Your instructions:
Retype all of the records below word for word, omitting the pictures.

(Layout annotation data)
--------------------------------
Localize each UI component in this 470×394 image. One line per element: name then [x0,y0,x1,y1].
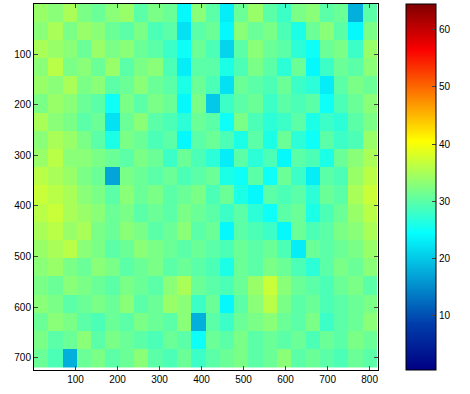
svg-text:400: 400 [14,200,31,211]
svg-text:500: 500 [235,374,252,385]
svg-text:500: 500 [14,251,31,262]
svg-text:10: 10 [439,310,451,321]
svg-text:200: 200 [109,374,126,385]
svg-text:50: 50 [439,81,451,92]
svg-text:40: 40 [439,139,451,150]
svg-text:60: 60 [439,24,451,35]
svg-text:100: 100 [67,374,84,385]
svg-text:600: 600 [14,302,31,313]
svg-text:300: 300 [151,374,168,385]
svg-text:20: 20 [439,253,451,264]
svg-text:800: 800 [361,374,378,385]
svg-text:600: 600 [277,374,294,385]
svg-text:700: 700 [14,352,31,363]
svg-text:400: 400 [193,374,210,385]
svg-text:300: 300 [14,150,31,161]
svg-text:200: 200 [14,99,31,110]
svg-text:100: 100 [14,49,31,60]
svg-text:700: 700 [319,374,336,385]
svg-text:30: 30 [439,196,451,207]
--------------------------------
Result below:
Localize each UI component in this 470×394 image. One line per element: name then [x0,y0,x1,y1].
svg-text:400: 400 [14,200,31,211]
svg-text:500: 500 [235,374,252,385]
svg-text:500: 500 [14,251,31,262]
svg-text:10: 10 [439,310,451,321]
svg-text:200: 200 [109,374,126,385]
svg-text:50: 50 [439,81,451,92]
svg-text:40: 40 [439,139,451,150]
svg-text:60: 60 [439,24,451,35]
svg-text:100: 100 [67,374,84,385]
svg-text:600: 600 [14,302,31,313]
svg-text:300: 300 [151,374,168,385]
svg-text:20: 20 [439,253,451,264]
svg-text:800: 800 [361,374,378,385]
svg-text:600: 600 [277,374,294,385]
svg-text:700: 700 [14,352,31,363]
svg-text:400: 400 [193,374,210,385]
svg-text:300: 300 [14,150,31,161]
svg-text:200: 200 [14,99,31,110]
svg-text:100: 100 [14,49,31,60]
svg-text:700: 700 [319,374,336,385]
svg-text:30: 30 [439,196,451,207]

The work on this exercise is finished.